BEGIN Recorded data

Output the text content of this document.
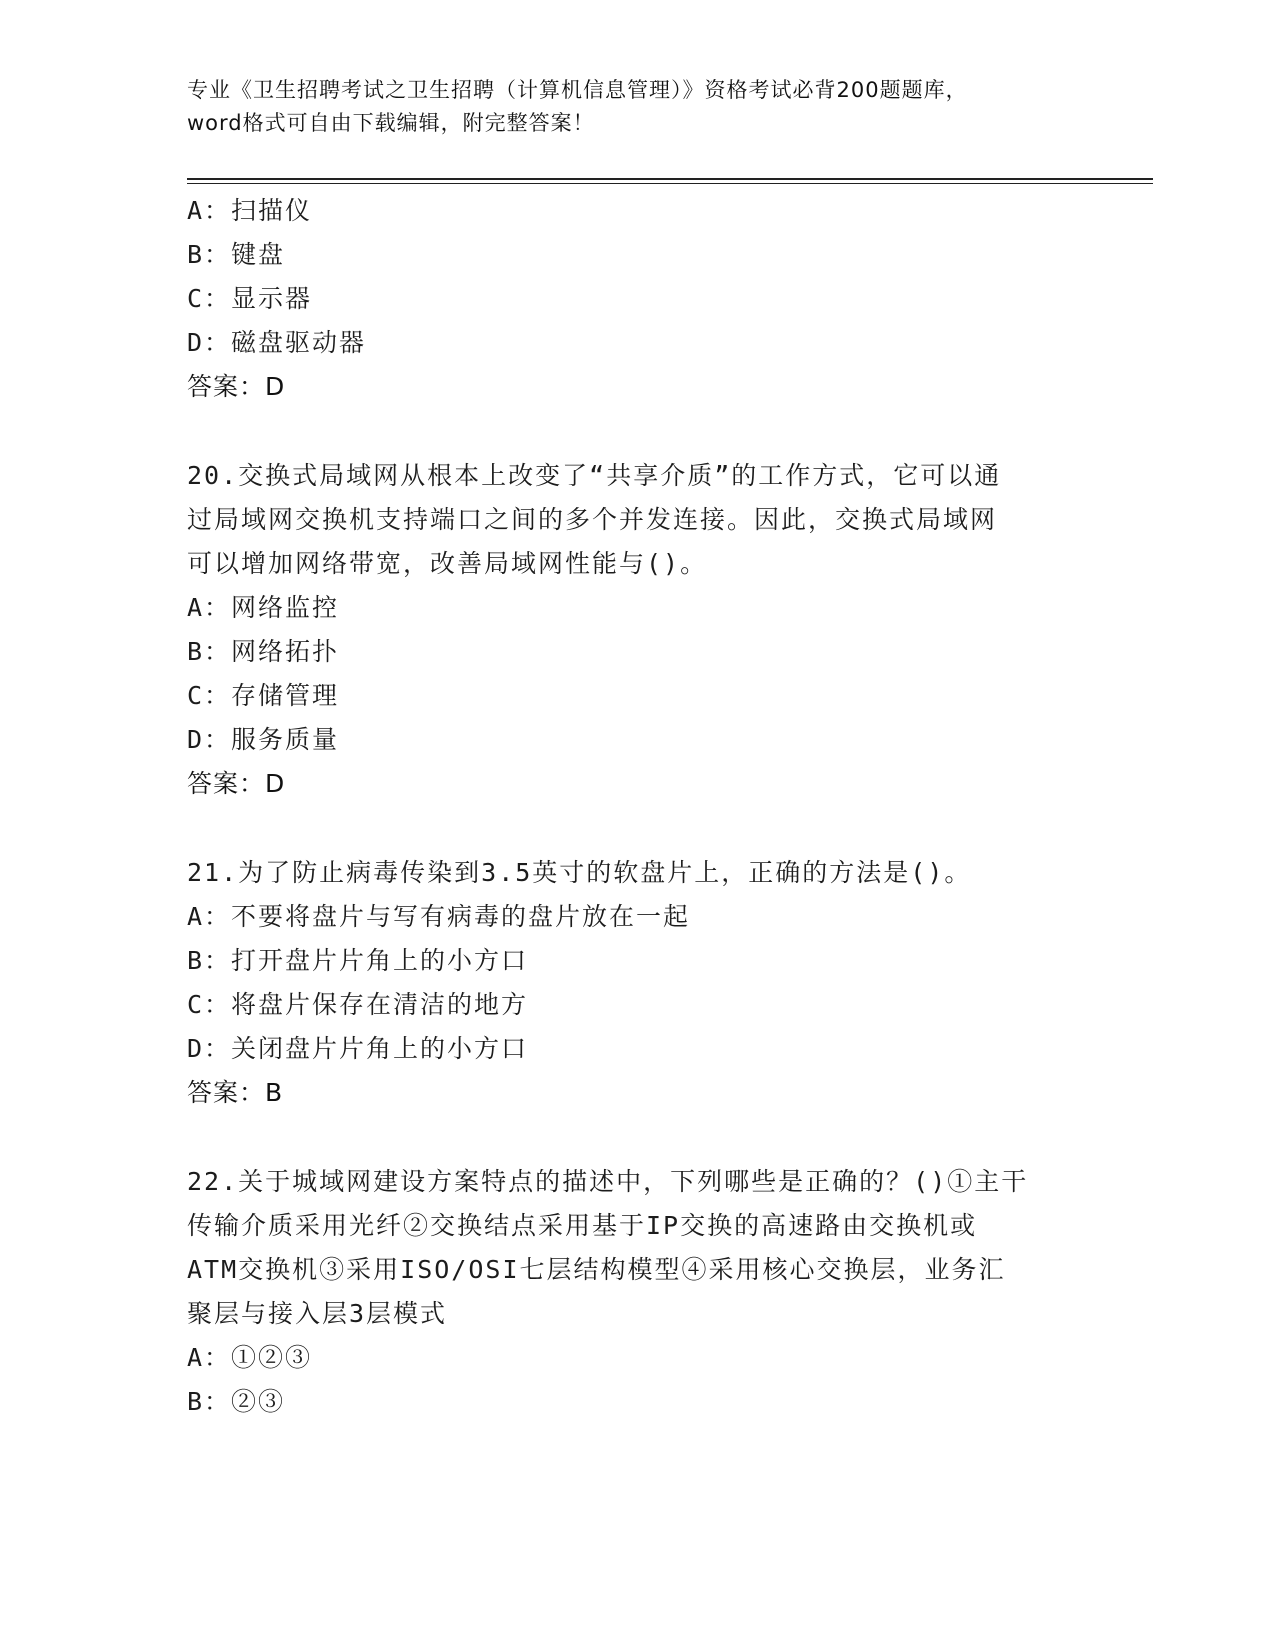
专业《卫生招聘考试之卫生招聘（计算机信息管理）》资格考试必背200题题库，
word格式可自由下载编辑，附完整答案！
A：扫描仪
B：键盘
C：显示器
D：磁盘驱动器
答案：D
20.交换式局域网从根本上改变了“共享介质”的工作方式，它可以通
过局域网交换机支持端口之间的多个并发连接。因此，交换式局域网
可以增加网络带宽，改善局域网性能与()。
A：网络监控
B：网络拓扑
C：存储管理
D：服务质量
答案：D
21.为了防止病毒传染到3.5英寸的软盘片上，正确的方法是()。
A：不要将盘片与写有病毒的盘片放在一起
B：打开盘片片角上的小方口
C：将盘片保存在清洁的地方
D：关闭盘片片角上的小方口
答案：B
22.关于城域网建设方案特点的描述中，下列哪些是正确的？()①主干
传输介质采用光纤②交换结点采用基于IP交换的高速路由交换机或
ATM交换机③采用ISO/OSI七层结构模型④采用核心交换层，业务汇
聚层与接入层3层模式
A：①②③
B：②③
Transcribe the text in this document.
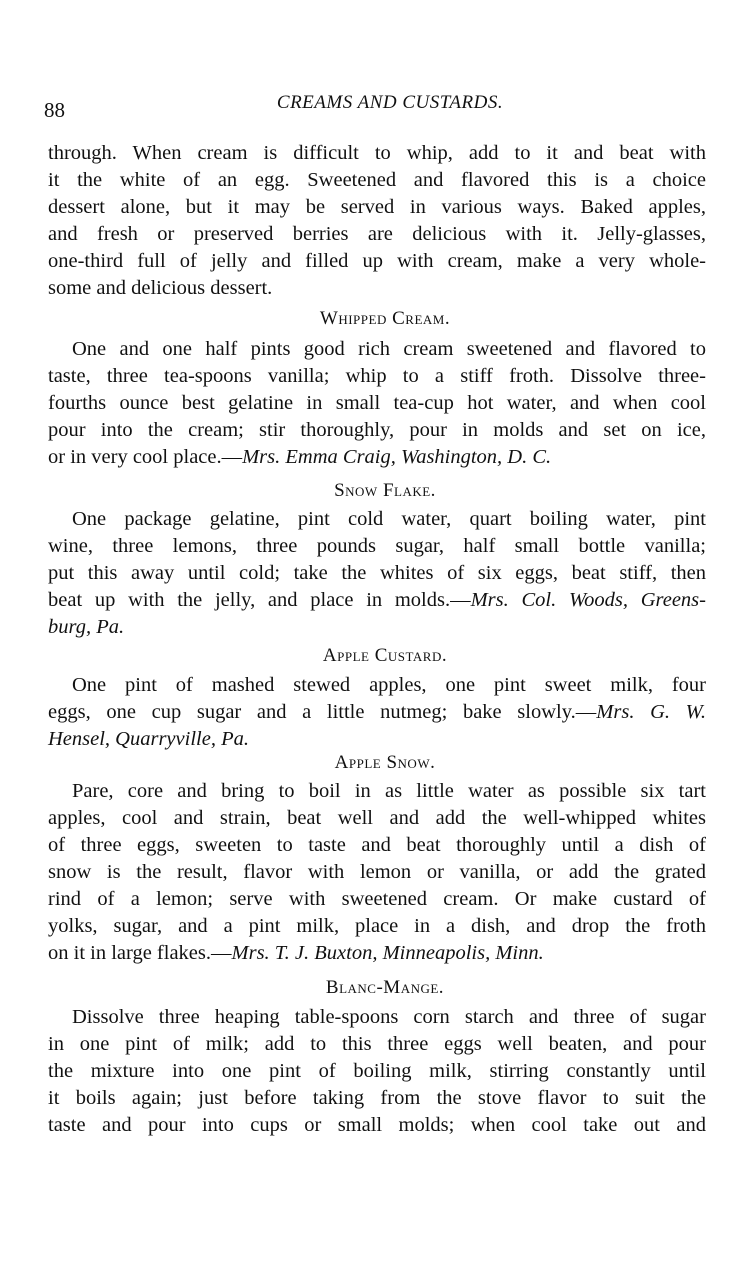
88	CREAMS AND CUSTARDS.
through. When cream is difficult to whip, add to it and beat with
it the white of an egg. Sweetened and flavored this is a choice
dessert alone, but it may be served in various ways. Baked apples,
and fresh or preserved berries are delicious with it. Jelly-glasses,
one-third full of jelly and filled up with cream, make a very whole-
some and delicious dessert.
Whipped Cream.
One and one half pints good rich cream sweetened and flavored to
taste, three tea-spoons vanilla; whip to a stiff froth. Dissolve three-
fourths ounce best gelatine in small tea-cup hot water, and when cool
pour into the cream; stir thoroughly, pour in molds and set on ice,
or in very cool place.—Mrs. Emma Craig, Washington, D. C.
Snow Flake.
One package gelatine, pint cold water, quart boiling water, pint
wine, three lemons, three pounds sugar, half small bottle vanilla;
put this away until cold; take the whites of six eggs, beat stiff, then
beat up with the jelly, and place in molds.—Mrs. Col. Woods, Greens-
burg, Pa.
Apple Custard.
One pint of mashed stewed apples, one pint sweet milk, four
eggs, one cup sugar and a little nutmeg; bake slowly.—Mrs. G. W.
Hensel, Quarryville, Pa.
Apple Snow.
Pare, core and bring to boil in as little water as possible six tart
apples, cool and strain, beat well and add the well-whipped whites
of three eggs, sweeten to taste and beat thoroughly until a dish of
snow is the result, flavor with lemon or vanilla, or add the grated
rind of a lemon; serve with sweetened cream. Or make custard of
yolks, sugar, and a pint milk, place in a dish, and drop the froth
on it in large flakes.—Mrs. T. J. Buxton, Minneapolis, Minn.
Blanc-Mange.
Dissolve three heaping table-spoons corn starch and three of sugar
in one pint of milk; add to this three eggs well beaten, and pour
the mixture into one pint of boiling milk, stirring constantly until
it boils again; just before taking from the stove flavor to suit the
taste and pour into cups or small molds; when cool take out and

END Recorded data

◆ Set exercise
Set down every entry word for word, but omit the pictures.

◆ Task solution
Output the text content of this document.
专业《卫生招聘考试之卫生招聘（计算机信息管理）》资格考试必背200题题库，
word格式可自由下载编辑，附完整答案！
A：扫描仪
B：键盘
C：显示器
D：磁盘驱动器
答案：D
20.交换式局域网从根本上改变了“共享介质”的工作方式，它可以通
过局域网交换机支持端口之间的多个并发连接。因此，交换式局域网
可以增加网络带宽，改善局域网性能与()。
A：网络监控
B：网络拓扑
C：存储管理
D：服务质量
答案：D
21.为了防止病毒传染到3.5英寸的软盘片上，正确的方法是()。
A：不要将盘片与写有病毒的盘片放在一起
B：打开盘片片角上的小方口
C：将盘片保存在清洁的地方
D：关闭盘片片角上的小方口
答案：B
22.关于城域网建设方案特点的描述中，下列哪些是正确的？()①主干
传输介质采用光纤②交换结点采用基于IP交换的高速路由交换机或
ATM交换机③采用ISO/OSI七层结构模型④采用核心交换层，业务汇
聚层与接入层3层模式
A：①②③
B：②③
Transcribe the text in this document.
88	CREAMS AND CUSTARDS.
through. When cream is difficult to whip, add to it and beat with
it the white of an egg. Sweetened and flavored this is a choice
dessert alone, but it may be served in various ways. Baked apples,
and fresh or preserved berries are delicious with it. Jelly-glasses,
one-third full of jelly and filled up with cream, make a very whole-
some and delicious dessert.
Whipped Cream.
One and one half pints good rich cream sweetened and flavored to
taste, three tea-spoons vanilla; whip to a stiff froth. Dissolve three-
fourths ounce best gelatine in small tea-cup hot water, and when cool
pour into the cream; stir thoroughly, pour in molds and set on ice,
or in very cool place.—Mrs. Emma Craig, Washington, D. C.
Snow Flake.
One package gelatine, pint cold water, quart boiling water, pint
wine, three lemons, three pounds sugar, half small bottle vanilla;
put this away until cold; take the whites of six eggs, beat stiff, then
beat up with the jelly, and place in molds.—Mrs. Col. Woods, Greens-
burg, Pa.
Apple Custard.
One pint of mashed stewed apples, one pint sweet milk, four
eggs, one cup sugar and a little nutmeg; bake slowly.—Mrs. G. W.
Hensel, Quarryville, Pa.
Apple Snow.
Pare, core and bring to boil in as little water as possible six tart
apples, cool and strain, beat well and add the well-whipped whites
of three eggs, sweeten to taste and beat thoroughly until a dish of
snow is the result, flavor with lemon or vanilla, or add the grated
rind of a lemon; serve with sweetened cream. Or make custard of
yolks, sugar, and a pint milk, place in a dish, and drop the froth
on it in large flakes.—Mrs. T. J. Buxton, Minneapolis, Minn.
Blanc-Mange.
Dissolve three heaping table-spoons corn starch and three of sugar
in one pint of milk; add to this three eggs well beaten, and pour
the mixture into one pint of boiling milk, stirring constantly until
it boils again; just before taking from the stove flavor to suit the
taste and pour into cups or small molds; when cool take out and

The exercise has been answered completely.